▼
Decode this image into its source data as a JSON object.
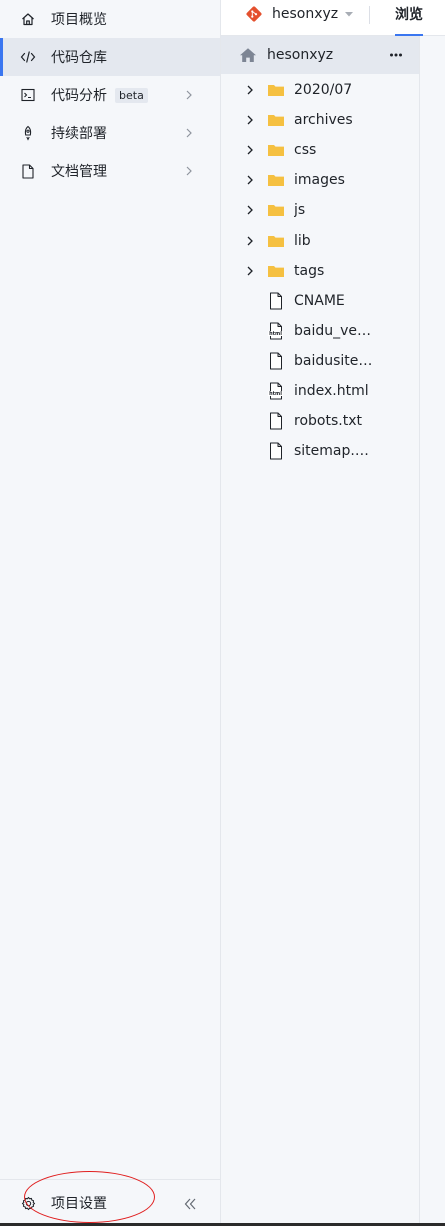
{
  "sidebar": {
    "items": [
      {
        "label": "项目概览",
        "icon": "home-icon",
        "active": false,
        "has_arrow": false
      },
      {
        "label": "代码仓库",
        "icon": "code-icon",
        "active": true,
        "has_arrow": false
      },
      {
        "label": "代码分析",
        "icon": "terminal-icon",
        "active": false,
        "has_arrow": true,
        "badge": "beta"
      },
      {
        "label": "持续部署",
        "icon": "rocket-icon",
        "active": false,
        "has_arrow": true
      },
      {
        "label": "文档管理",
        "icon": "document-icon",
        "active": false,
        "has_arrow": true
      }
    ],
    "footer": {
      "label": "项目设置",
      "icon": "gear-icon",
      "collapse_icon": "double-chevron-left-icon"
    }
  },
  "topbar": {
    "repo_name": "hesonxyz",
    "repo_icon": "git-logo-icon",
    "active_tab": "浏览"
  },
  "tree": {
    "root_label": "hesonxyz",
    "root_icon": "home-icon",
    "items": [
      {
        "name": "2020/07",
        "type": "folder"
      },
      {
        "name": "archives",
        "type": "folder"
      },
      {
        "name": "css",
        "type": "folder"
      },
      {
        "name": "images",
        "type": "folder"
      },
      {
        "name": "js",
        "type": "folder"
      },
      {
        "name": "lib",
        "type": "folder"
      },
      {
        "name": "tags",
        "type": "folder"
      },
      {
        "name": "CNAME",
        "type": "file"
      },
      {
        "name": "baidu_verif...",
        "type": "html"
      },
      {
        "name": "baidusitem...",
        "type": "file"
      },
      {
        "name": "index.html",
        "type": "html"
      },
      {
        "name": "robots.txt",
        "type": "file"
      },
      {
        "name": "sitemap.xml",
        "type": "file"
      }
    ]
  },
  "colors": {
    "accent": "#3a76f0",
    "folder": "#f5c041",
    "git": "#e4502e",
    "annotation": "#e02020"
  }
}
▲
- **Task requirements**: Restate the whole listing above exactly, please, omitting every image.

- **Task result**:
Decode this image into its source data as a JSON object.
{
  "sidebar": {
    "items": [
      {
        "label": "项目概览",
        "icon": "home-icon",
        "active": false,
        "has_arrow": false
      },
      {
        "label": "代码仓库",
        "icon": "code-icon",
        "active": true,
        "has_arrow": false
      },
      {
        "label": "代码分析",
        "icon": "terminal-icon",
        "active": false,
        "has_arrow": true,
        "badge": "beta"
      },
      {
        "label": "持续部署",
        "icon": "rocket-icon",
        "active": false,
        "has_arrow": true
      },
      {
        "label": "文档管理",
        "icon": "document-icon",
        "active": false,
        "has_arrow": true
      }
    ],
    "footer": {
      "label": "项目设置",
      "icon": "gear-icon",
      "collapse_icon": "double-chevron-left-icon"
    }
  },
  "topbar": {
    "repo_name": "hesonxyz",
    "repo_icon": "git-logo-icon",
    "active_tab": "浏览"
  },
  "tree": {
    "root_label": "hesonxyz",
    "root_icon": "home-icon",
    "items": [
      {
        "name": "2020/07",
        "type": "folder"
      },
      {
        "name": "archives",
        "type": "folder"
      },
      {
        "name": "css",
        "type": "folder"
      },
      {
        "name": "images",
        "type": "folder"
      },
      {
        "name": "js",
        "type": "folder"
      },
      {
        "name": "lib",
        "type": "folder"
      },
      {
        "name": "tags",
        "type": "folder"
      },
      {
        "name": "CNAME",
        "type": "file"
      },
      {
        "name": "baidu_verif...",
        "type": "html"
      },
      {
        "name": "baidusitem...",
        "type": "file"
      },
      {
        "name": "index.html",
        "type": "html"
      },
      {
        "name": "robots.txt",
        "type": "file"
      },
      {
        "name": "sitemap.xml",
        "type": "file"
      }
    ]
  },
  "colors": {
    "accent": "#3a76f0",
    "folder": "#f5c041",
    "git": "#e4502e",
    "annotation": "#e02020"
  }
}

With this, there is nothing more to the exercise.